#### WHAT TO PRODUCE:
Set down every entry again word for word, please, but skip the pictures.

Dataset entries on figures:
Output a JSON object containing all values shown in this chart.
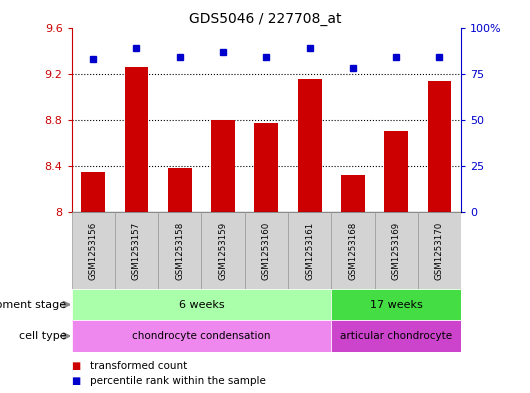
{
  "title": "GDS5046 / 227708_at",
  "samples": [
    "GSM1253156",
    "GSM1253157",
    "GSM1253158",
    "GSM1253159",
    "GSM1253160",
    "GSM1253161",
    "GSM1253168",
    "GSM1253169",
    "GSM1253170"
  ],
  "transformed_count": [
    8.35,
    9.26,
    8.38,
    8.8,
    8.77,
    9.15,
    8.32,
    8.7,
    9.14
  ],
  "percentile_rank": [
    83,
    89,
    84,
    87,
    84,
    89,
    78,
    84,
    84
  ],
  "ylim_left": [
    8.0,
    9.6
  ],
  "ylim_right": [
    0,
    100
  ],
  "yticks_left": [
    8.0,
    8.4,
    8.8,
    9.2,
    9.6
  ],
  "yticks_right": [
    0,
    25,
    50,
    75,
    100
  ],
  "bar_color": "#cc0000",
  "point_color": "#0000cc",
  "dev_stage_groups": [
    {
      "label": "6 weeks",
      "start": 0,
      "end": 5,
      "color": "#aaffaa"
    },
    {
      "label": "17 weeks",
      "start": 6,
      "end": 8,
      "color": "#44dd44"
    }
  ],
  "cell_type_groups": [
    {
      "label": "chondrocyte condensation",
      "start": 0,
      "end": 5,
      "color": "#ee88ee"
    },
    {
      "label": "articular chondrocyte",
      "start": 6,
      "end": 8,
      "color": "#cc44cc"
    }
  ],
  "dev_stage_label": "development stage",
  "cell_type_label": "cell type",
  "legend_bar_label": "transformed count",
  "legend_point_label": "percentile rank within the sample",
  "left_axis_color": "#cc0000",
  "right_axis_color": "#0000cc",
  "sample_box_color": "#d3d3d3",
  "sample_box_edge": "#999999"
}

#### REPLY TO THE TASK:
Output a JSON object containing all values shown in this chart.
{
  "title": "GDS5046 / 227708_at",
  "samples": [
    "GSM1253156",
    "GSM1253157",
    "GSM1253158",
    "GSM1253159",
    "GSM1253160",
    "GSM1253161",
    "GSM1253168",
    "GSM1253169",
    "GSM1253170"
  ],
  "transformed_count": [
    8.35,
    9.26,
    8.38,
    8.8,
    8.77,
    9.15,
    8.32,
    8.7,
    9.14
  ],
  "percentile_rank": [
    83,
    89,
    84,
    87,
    84,
    89,
    78,
    84,
    84
  ],
  "ylim_left": [
    8.0,
    9.6
  ],
  "ylim_right": [
    0,
    100
  ],
  "yticks_left": [
    8.0,
    8.4,
    8.8,
    9.2,
    9.6
  ],
  "yticks_right": [
    0,
    25,
    50,
    75,
    100
  ],
  "bar_color": "#cc0000",
  "point_color": "#0000cc",
  "dev_stage_groups": [
    {
      "label": "6 weeks",
      "start": 0,
      "end": 5,
      "color": "#aaffaa"
    },
    {
      "label": "17 weeks",
      "start": 6,
      "end": 8,
      "color": "#44dd44"
    }
  ],
  "cell_type_groups": [
    {
      "label": "chondrocyte condensation",
      "start": 0,
      "end": 5,
      "color": "#ee88ee"
    },
    {
      "label": "articular chondrocyte",
      "start": 6,
      "end": 8,
      "color": "#cc44cc"
    }
  ],
  "dev_stage_label": "development stage",
  "cell_type_label": "cell type",
  "legend_bar_label": "transformed count",
  "legend_point_label": "percentile rank within the sample",
  "left_axis_color": "#cc0000",
  "right_axis_color": "#0000cc",
  "sample_box_color": "#d3d3d3",
  "sample_box_edge": "#999999"
}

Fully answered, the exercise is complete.